(Stored data entries)
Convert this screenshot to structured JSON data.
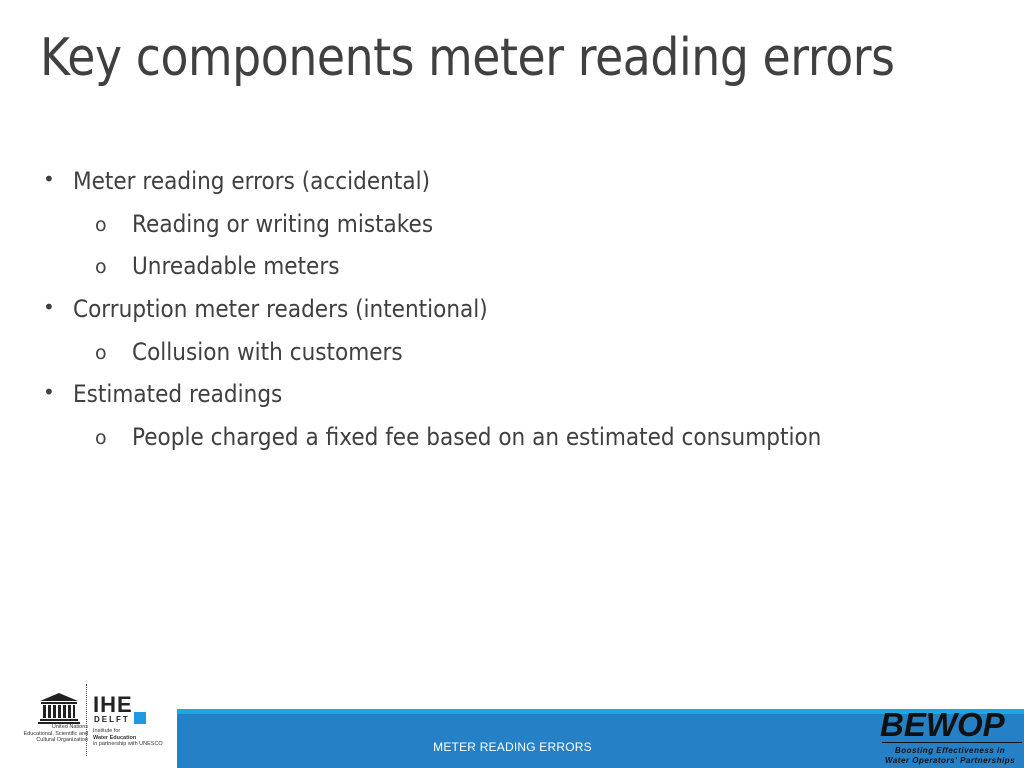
{
  "slide": {
    "title": "Key components meter reading errors",
    "bullets": [
      {
        "level": 1,
        "marker": "•",
        "text": "Meter reading errors (accidental)"
      },
      {
        "level": 2,
        "marker": "o",
        "text": "Reading or writing mistakes"
      },
      {
        "level": 2,
        "marker": "o",
        "text": "Unreadable meters"
      },
      {
        "level": 1,
        "marker": "•",
        "text": "Corruption meter readers (intentional)"
      },
      {
        "level": 2,
        "marker": "o",
        "text": "Collusion with customers"
      },
      {
        "level": 1,
        "marker": "•",
        "text": "Estimated readings"
      },
      {
        "level": 2,
        "marker": "o",
        "text": "People charged a fixed fee based on an estimated consumption"
      }
    ],
    "footer_text": "METER READING ERRORS"
  },
  "logos": {
    "unesco": {
      "caption_lines": [
        "United Nations",
        "Educational, Scientific and",
        "Cultural Organization"
      ]
    },
    "ihe": {
      "word": "IHE",
      "sub": "DELFT",
      "caption_lines": [
        "Institute for",
        "Water Education",
        "in partnership with UNESCO"
      ]
    },
    "bewop": {
      "word": "BEWOP",
      "tagline_lines": [
        "Boosting Effectiveness in",
        "Water Operators' Partnerships"
      ]
    }
  },
  "colors": {
    "footer_band": "#2680c6",
    "footer_stripe": "#1ea8e0",
    "ihe_square": "#1e9be0",
    "text": "#404040"
  }
}
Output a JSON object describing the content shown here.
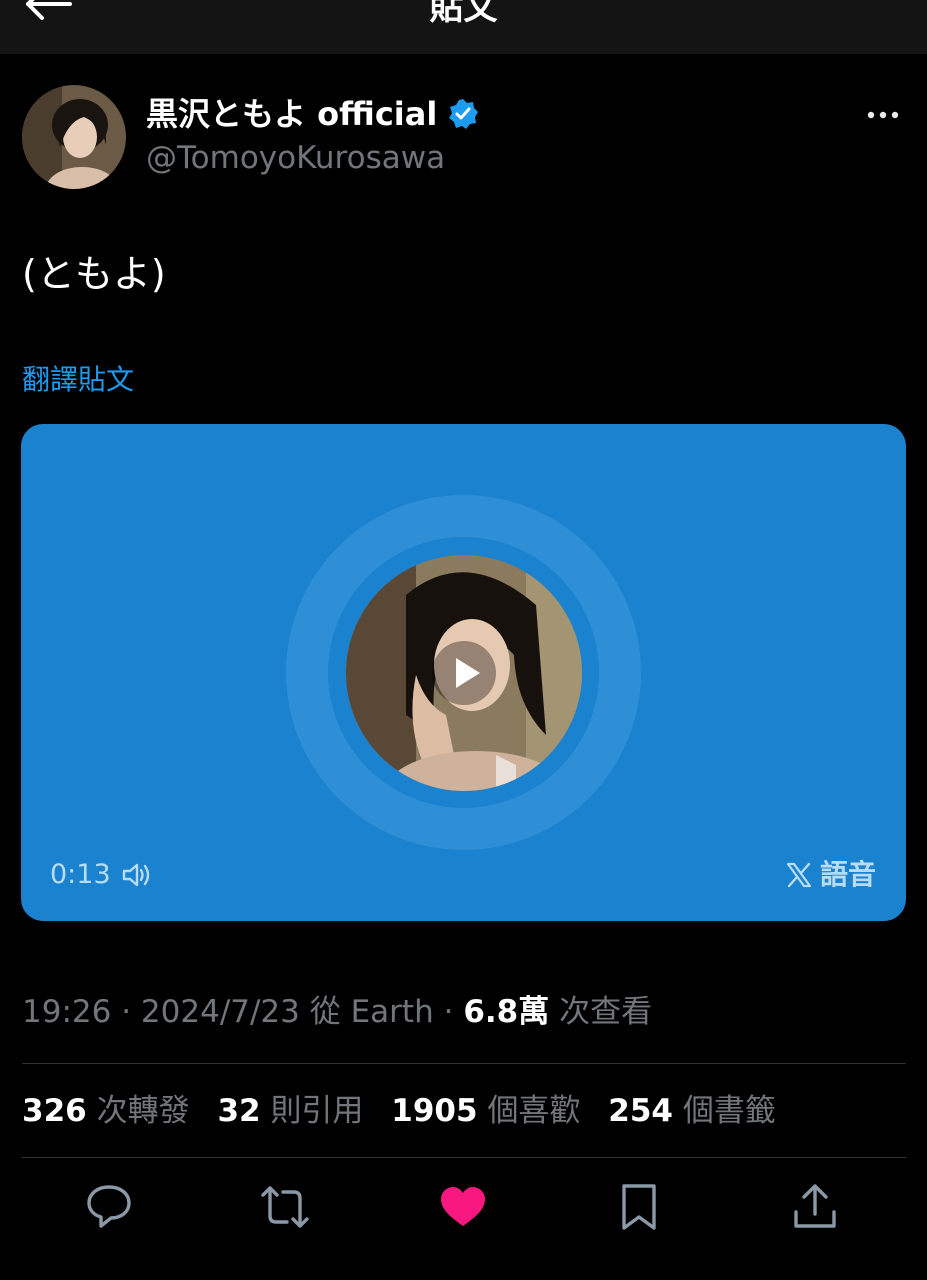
{
  "topbar": {
    "title": "貼文",
    "back_icon": "arrow-left-icon"
  },
  "author": {
    "display_name": "黒沢ともよ official",
    "handle": "@TomoyoKurosawa",
    "verified_icon": "verified-badge-icon",
    "verified_color": "#1d9bf0"
  },
  "tweet": {
    "text": "(ともよ)",
    "translate_label": "翻譯貼文"
  },
  "media": {
    "background_color": "#1b82cf",
    "duration": "0:13",
    "label": "語音",
    "play_icon": "play-icon",
    "speaker_icon": "speaker-icon",
    "x_icon": "x-logo-icon"
  },
  "meta": {
    "time": "19:26",
    "date": "2024/7/23",
    "source": "從 Earth",
    "views_count": "6.8萬",
    "views_label": "次查看",
    "sep": "·"
  },
  "stats": {
    "retweets_count": "326",
    "retweets_label": "次轉發",
    "quotes_count": "32",
    "quotes_label": "則引用",
    "likes_count": "1905",
    "likes_label": "個喜歡",
    "bookmarks_count": "254",
    "bookmarks_label": "個書籤"
  },
  "actions": {
    "like_color": "#f91880",
    "icons": [
      "reply-icon",
      "retweet-icon",
      "like-icon",
      "bookmark-icon",
      "share-icon"
    ]
  }
}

▶ Direction
Look through the entries above. Extract each line with the word "JSON".

▶ Solution
Convert this screenshot to structured JSON data.
Output a JSON object describing the content shown here.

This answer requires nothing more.